→ **TASK DESCRIPTION**:
Wherever a line below holds the word "title", copy that line.

== == ==

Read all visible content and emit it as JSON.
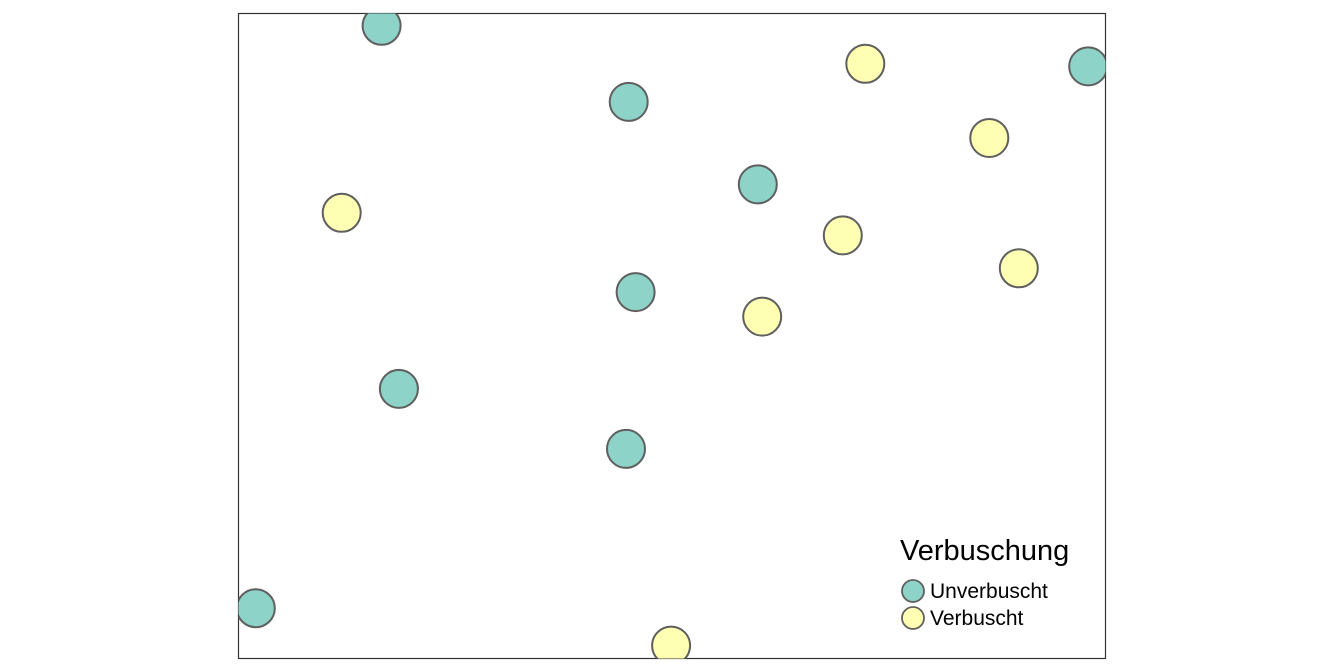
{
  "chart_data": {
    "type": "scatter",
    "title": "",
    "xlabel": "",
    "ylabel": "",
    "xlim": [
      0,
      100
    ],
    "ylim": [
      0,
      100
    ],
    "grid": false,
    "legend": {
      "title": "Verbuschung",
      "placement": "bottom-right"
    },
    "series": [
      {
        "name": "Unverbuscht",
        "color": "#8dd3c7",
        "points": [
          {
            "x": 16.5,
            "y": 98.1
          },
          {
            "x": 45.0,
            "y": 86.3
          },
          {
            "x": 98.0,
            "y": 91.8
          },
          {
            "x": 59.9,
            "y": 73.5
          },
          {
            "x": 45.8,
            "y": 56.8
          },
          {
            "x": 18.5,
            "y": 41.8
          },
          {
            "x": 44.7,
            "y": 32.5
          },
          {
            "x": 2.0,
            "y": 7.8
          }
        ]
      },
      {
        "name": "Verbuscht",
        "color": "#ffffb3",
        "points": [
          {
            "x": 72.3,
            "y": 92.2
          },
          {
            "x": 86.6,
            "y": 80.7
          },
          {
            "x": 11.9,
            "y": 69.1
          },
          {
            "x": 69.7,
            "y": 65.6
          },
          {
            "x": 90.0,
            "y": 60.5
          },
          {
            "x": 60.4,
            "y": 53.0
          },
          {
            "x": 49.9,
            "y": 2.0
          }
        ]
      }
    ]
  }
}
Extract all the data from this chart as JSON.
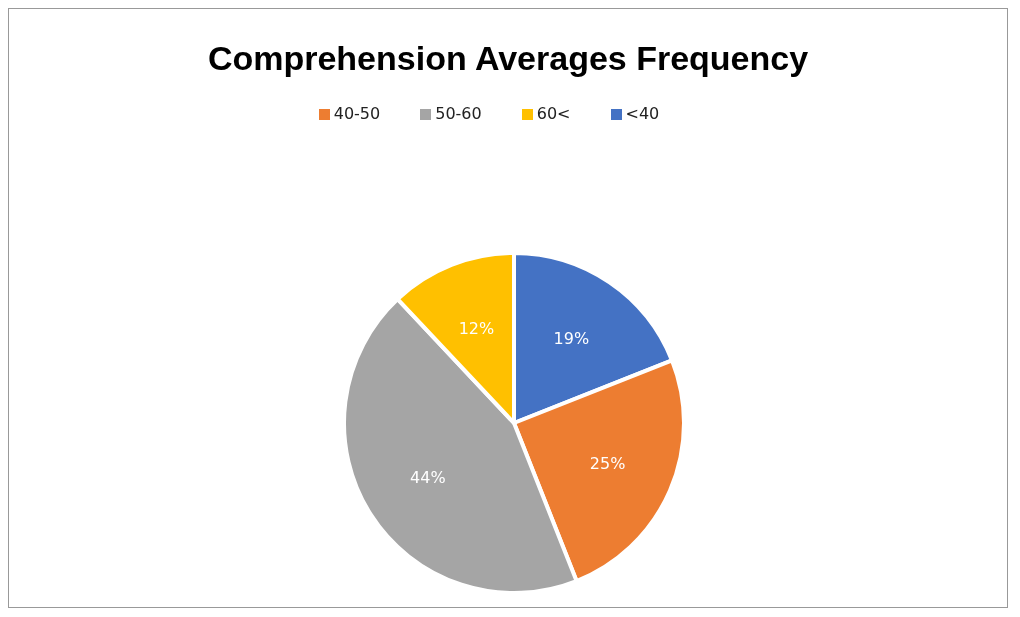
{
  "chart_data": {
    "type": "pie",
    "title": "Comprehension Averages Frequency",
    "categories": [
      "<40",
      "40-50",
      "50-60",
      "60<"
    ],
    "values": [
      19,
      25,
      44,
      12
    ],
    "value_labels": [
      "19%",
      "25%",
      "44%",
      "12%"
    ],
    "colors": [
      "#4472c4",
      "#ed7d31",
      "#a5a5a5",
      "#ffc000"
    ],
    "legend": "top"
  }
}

== == ==

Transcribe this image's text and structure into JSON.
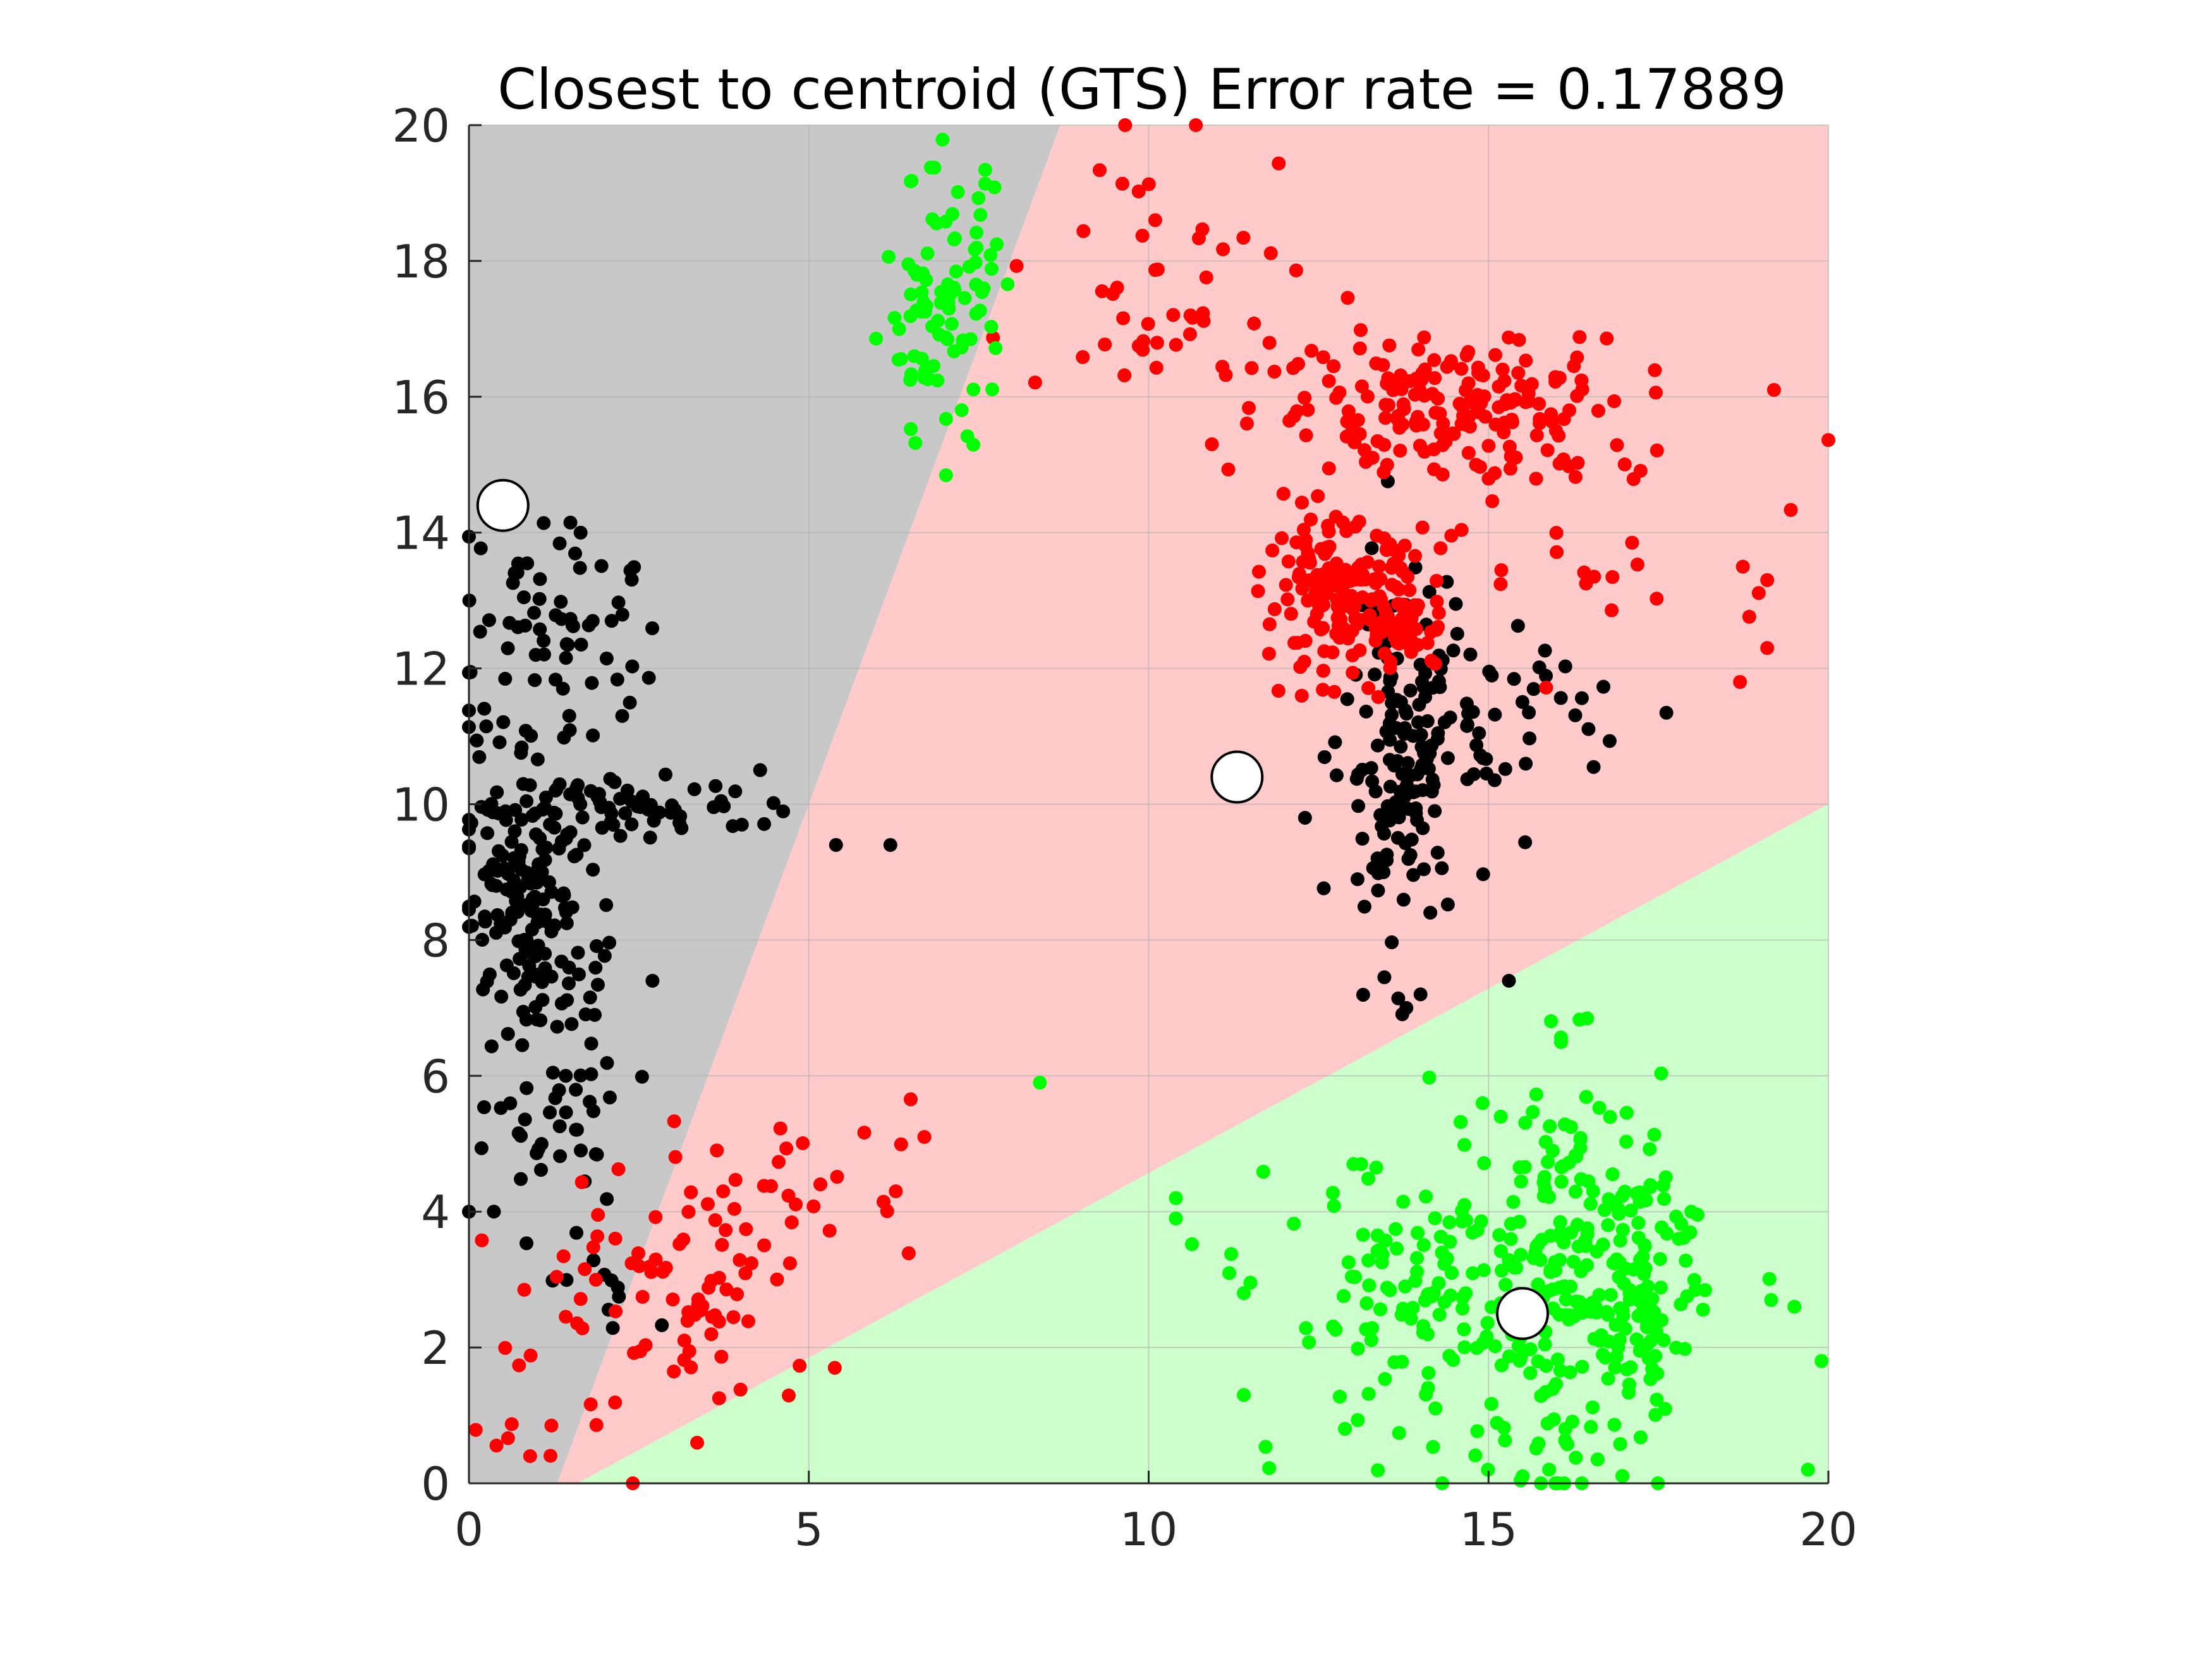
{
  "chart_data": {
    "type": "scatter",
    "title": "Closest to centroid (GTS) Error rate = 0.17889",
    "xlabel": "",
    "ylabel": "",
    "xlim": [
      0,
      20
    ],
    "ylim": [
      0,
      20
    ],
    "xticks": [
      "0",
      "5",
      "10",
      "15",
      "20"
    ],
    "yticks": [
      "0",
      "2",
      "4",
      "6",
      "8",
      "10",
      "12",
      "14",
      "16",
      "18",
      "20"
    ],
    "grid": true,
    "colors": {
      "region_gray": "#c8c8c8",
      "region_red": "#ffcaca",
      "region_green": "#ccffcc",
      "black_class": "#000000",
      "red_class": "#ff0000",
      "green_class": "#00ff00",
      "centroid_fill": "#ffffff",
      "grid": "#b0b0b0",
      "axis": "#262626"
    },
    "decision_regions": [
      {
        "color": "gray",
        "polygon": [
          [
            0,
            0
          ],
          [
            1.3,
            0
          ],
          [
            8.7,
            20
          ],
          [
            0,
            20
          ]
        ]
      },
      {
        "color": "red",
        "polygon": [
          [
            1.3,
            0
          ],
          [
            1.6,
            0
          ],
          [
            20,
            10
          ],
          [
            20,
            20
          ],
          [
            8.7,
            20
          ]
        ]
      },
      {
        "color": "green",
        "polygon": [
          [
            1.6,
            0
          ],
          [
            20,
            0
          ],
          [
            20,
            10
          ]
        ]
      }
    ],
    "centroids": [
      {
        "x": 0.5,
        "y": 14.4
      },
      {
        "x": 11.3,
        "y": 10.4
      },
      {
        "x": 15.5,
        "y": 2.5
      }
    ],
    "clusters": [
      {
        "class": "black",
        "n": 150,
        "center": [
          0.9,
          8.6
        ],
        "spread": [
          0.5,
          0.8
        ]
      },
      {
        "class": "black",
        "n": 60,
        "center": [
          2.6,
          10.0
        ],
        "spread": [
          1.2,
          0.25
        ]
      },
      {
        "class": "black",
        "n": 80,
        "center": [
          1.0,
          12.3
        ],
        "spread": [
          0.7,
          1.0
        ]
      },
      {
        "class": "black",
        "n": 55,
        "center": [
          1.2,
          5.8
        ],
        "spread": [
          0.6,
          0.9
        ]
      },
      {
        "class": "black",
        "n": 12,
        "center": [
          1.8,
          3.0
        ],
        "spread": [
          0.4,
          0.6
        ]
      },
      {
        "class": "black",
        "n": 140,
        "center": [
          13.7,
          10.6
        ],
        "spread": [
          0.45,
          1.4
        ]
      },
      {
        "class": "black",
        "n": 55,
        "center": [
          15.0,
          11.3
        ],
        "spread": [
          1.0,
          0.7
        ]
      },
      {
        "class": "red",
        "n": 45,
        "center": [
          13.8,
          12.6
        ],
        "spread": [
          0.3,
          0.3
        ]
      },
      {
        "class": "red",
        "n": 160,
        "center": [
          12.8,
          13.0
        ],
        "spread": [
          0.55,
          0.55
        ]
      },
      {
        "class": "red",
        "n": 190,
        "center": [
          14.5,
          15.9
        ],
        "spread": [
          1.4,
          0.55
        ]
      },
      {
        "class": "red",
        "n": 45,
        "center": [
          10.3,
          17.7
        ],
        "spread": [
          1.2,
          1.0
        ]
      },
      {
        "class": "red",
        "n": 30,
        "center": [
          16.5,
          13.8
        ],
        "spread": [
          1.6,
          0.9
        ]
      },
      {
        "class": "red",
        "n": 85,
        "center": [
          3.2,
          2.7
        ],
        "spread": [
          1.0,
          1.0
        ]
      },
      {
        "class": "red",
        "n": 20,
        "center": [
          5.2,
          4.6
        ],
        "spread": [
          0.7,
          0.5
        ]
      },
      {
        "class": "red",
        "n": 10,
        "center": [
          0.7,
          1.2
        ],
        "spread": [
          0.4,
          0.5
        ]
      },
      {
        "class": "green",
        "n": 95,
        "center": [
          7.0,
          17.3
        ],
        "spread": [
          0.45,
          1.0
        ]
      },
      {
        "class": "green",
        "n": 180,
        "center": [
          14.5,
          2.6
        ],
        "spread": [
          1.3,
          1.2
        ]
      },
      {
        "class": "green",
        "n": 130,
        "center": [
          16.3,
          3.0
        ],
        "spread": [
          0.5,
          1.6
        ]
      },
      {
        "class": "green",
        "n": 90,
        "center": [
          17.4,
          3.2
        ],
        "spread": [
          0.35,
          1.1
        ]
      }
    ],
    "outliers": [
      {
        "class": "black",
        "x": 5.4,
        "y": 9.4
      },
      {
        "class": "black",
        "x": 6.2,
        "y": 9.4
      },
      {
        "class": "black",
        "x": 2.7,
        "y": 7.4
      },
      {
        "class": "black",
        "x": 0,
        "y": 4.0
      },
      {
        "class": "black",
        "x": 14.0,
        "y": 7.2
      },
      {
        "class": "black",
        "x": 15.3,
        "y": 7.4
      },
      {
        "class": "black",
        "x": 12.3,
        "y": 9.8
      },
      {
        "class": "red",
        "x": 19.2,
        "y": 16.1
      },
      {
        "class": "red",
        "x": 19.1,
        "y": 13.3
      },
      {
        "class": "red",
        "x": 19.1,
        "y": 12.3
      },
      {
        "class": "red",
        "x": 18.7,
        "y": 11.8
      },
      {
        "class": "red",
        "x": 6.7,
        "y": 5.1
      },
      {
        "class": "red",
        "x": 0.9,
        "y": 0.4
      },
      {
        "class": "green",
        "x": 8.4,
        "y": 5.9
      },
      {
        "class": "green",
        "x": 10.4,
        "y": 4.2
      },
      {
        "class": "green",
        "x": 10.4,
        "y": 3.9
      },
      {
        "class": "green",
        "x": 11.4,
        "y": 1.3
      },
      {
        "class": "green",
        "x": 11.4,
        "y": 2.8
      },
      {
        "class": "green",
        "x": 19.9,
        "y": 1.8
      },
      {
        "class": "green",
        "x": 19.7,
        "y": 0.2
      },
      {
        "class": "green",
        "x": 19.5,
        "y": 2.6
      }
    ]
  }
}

== == ==

→ **ANSWER FOR THE TASK**:
    "title": "",
      "title": "Verbuschung",
    "title": "Comprehension Averages Frequency",
    "title": "Closest to centroid (GTS) Error rate = 0.17889",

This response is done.